> EXERCISE GOAL
Gather, from the data below, each line in which the word "AIRS" occurs.

─── DATA

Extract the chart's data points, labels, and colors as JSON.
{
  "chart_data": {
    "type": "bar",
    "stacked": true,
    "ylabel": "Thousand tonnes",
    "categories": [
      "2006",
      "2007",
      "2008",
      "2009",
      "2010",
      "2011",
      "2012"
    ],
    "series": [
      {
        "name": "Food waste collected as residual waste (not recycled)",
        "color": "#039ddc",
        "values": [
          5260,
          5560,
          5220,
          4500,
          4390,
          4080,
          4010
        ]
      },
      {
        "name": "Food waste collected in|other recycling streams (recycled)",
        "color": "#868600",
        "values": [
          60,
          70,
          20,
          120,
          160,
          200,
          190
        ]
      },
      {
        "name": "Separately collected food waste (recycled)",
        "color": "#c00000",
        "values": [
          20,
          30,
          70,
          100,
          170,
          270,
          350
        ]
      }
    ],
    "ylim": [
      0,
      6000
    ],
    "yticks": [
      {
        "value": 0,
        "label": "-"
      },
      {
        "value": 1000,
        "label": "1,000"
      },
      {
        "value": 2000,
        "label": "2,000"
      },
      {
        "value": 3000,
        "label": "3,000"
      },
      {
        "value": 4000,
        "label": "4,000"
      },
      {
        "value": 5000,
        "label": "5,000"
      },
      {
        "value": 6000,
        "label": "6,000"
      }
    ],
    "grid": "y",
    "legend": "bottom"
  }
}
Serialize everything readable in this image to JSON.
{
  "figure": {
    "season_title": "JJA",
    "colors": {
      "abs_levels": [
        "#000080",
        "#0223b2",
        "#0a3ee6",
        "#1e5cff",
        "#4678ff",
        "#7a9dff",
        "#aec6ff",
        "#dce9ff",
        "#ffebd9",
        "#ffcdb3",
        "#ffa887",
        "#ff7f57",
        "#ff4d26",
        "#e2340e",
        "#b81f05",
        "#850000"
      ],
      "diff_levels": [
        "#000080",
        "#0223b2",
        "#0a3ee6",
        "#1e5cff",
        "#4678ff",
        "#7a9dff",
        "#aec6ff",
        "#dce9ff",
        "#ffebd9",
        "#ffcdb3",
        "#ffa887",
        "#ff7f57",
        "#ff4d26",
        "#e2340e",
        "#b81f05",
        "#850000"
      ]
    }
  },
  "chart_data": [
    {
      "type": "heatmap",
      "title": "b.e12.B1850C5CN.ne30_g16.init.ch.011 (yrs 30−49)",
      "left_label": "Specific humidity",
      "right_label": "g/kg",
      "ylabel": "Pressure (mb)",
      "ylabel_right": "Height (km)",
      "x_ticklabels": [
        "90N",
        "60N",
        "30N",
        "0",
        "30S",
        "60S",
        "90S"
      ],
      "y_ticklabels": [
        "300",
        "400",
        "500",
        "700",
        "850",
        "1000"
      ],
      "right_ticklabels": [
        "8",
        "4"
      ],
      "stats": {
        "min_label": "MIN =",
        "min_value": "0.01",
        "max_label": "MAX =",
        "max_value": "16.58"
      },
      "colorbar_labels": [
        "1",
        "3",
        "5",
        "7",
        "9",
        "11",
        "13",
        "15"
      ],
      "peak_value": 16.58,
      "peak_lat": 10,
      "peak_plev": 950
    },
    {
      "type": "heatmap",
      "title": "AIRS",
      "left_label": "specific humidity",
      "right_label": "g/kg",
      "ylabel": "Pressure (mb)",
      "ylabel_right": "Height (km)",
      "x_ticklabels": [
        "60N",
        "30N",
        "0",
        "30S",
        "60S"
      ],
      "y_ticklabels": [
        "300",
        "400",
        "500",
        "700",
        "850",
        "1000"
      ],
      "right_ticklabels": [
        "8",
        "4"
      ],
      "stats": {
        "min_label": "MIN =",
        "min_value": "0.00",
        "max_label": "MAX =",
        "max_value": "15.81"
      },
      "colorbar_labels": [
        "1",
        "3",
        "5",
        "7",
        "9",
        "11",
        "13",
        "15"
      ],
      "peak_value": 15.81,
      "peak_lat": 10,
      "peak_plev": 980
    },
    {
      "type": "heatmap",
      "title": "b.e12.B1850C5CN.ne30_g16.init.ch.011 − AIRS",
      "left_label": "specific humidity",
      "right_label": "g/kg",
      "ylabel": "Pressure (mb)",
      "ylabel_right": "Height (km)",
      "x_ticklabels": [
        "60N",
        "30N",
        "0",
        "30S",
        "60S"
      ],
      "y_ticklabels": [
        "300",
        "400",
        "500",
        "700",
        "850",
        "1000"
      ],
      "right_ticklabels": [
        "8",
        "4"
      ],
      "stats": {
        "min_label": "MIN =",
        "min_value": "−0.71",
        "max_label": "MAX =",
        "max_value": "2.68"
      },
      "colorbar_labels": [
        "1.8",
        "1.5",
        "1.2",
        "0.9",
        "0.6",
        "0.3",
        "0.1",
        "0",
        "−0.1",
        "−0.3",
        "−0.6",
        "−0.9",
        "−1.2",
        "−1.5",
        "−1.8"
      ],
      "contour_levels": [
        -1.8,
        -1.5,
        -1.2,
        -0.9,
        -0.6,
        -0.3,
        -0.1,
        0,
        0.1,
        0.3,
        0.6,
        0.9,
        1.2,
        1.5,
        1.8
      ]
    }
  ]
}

──────

> COMPLETE ANSWER
      "title": "AIRS",
      "title": "b.e12.B1850C5CN.ne30_g16.init.ch.011 − AIRS",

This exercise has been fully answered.